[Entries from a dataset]
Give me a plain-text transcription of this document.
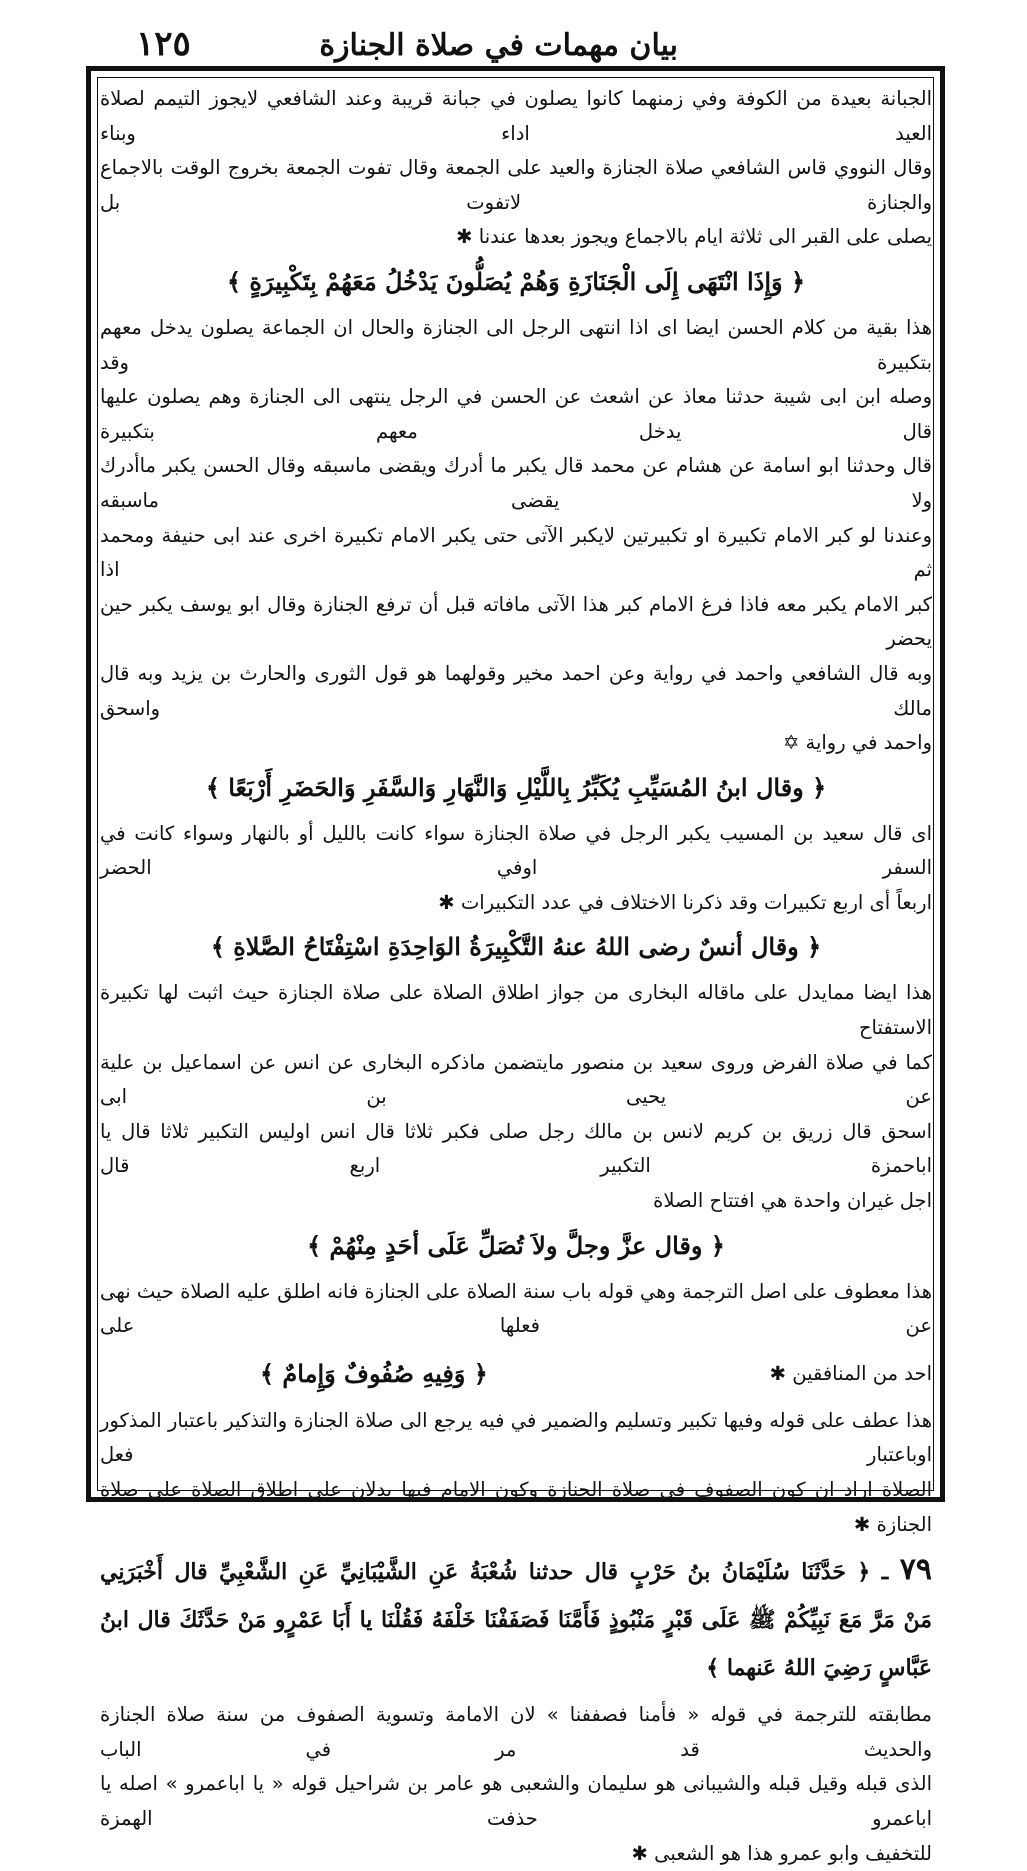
بيان مهمات في صلاة الجنازة
١٢٥

الجبانة بعيدة من الكوفة وفي زمنهما كانوا يصلون في جبانة قريبة وعند الشافعي لايجوز التيمم لصلاة العيد اداء وبناء

وقال النووي قاس الشافعي صلاة الجنازة والعيد على الجمعة وقال تفوت الجمعة بخروج الوقت بالاجماع والجنازة لاتفوت بل

يصلى على القبر الى ثلاثة ايام بالاجماع ويجوز بعدها عندنا ✱

﴿ وَإِذَا انْتَهَى إِلَى الْجَنَازَةِ وَهُمْ يُصَلُّونَ يَدْخُلُ مَعَهُمْ بِتَكْبِيرَةٍ ﴾

هذا بقية من كلام الحسن ايضا اى اذا انتهى الرجل الى الجنازة والحال ان الجماعة يصلون يدخل معهم بتكبيرة وقد

وصله ابن ابى شيبة حدثنا معاذ عن اشعث عن الحسن في الرجل ينتهى الى الجنازة وهم يصلون عليها قال يدخل معهم بتكبيرة

قال وحدثنا ابو اسامة عن هشام عن محمد قال يكبر ما أدرك ويقضى ماسبقه وقال الحسن يكبر ماأدرك ولا يقضى ماسبقه

وعندنا لو كبر الامام تكبيرة او تكبيرتين لايكبر الآتى حتى يكبر الامام تكبيرة اخرى عند ابى حنيفة ومحمد ثم اذا

كبر الامام يكبر معه فاذا فرغ الامام كبر هذا الآتى مافاته قبل أن ترفع الجنازة وقال ابو يوسف يكبر حين يحضر

وبه قال الشافعي واحمد في رواية وعن احمد مخير وقولهما هو قول الثورى والحارث بن يزيد وبه قال مالك واسحق

واحمد في رواية ✡

﴿ وقال ابنُ المُسَيِّبِ يُكَبِّرُ بِاللَّيْلِ وَالنَّهَارِ وَالسَّفَرِ وَالحَضَرِ أَرْبَعًا ﴾

اى قال سعيد بن المسيب يكبر الرجل في صلاة الجنازة سواء كانت بالليل أو بالنهار وسواء كانت في السفر اوفي الحضر

اربعاً أى اربع تكبيرات وقد ذكرنا الاختلاف في عدد التكبيرات ✱

﴿ وقال أنسٌ رضى اللهُ عنهُ التَّكْبِيرَةُ الوَاحِدَةِ اسْتِفْتَاحُ الصَّلاةِ ﴾

هذا ايضا ممايدل على ماقاله البخارى من جواز اطلاق الصلاة على صلاة الجنازة حيث اثبت لها تكبيرة الاستفتاح

كما في صلاة الفرض وروى سعيد بن منصور مايتضمن ماذكره البخارى عن انس عن اسماعيل بن علية عن يحيى بن ابى

اسحق قال زريق بن كريم لانس بن مالك رجل صلى فكبر ثلاثا قال انس اوليس التكبير ثلاثا قال يا اباحمزة التكبير اربع قال

اجل غيران واحدة هي افتتاح الصلاة

﴿ وقال عزَّ وجلَّ ولاَ تُصَلِّ عَلَى أحَدٍ مِنْهُمْ ﴾

هذا معطوف على اصل الترجمة وهي قوله باب سنة الصلاة على الجنازة فانه اطلق عليه الصلاة حيث نهى عن فعلها على

احد من المنافقين ✱
﴿ وَفِيهِ صُفُوفٌ وَإِمامٌ ﴾

هذا عطف على قوله وفيها تكبير وتسليم والضمير في فيه يرجع الى صلاة الجنازة والتذكير باعتبار المذكور اوباعتبار فعل

الصلاة اراد ان كون الصفوف في صلاة الجنازة وكون الامام فيها يدلان على اطلاق الصلاة على صلاة الجنازة ✱

٧٩ ـ ﴿ حَدَّثَنَا سُلَيْمَانُ بنُ حَرْبٍ قال حدثنا شُعْبَةُ عَنِ الشَّيْبَانِيِّ عَنِ الشَّعْبِيِّ قال أَخْبَرَنِي

مَنْ مَرَّ مَعَ نَبِيِّكُمْ ﷺ عَلَى قَبْرٍ مَنْبُوذٍ فَأَمَّنَا فَصَفَفْنَا خَلْفَهُ فَقُلْنَا يا أَبَا عَمْرٍو مَنْ حَدَّثَكَ قال ابنُ

عَبَّاسٍ رَضِيَ اللهُ عَنهما ﴾

مطابقته للترجمة في قوله « فأمنا فصففنا » لان الامامة وتسوية الصفوف من سنة صلاة الجنازة والحديث قد مر في الباب

الذى قبله وقيل قبله والشيبانى هو سليمان والشعبى هو عامر بن شراحيل قوله « يا اباعمرو » اصله يا اباعمرو حذفت الهمزة

للتخفيف وابو عمرو هذا هو الشعبى ✱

» **CHALLENGE**: Check each line of the entries for the string "ايضا". Copy the lines that have it.

» **COMPLETE OUTPUT**:
هذا بقية من كلام الحسن ايضا اى اذا انتهى الرجل الى الجنازة والحال ان الجماعة يصلون يدخل معهم بتكبيرة وقد
هذا ايضا ممايدل على ماقاله البخارى من جواز اطلاق الصلاة على صلاة الجنازة حيث اثبت لها تكبيرة الاستفتاح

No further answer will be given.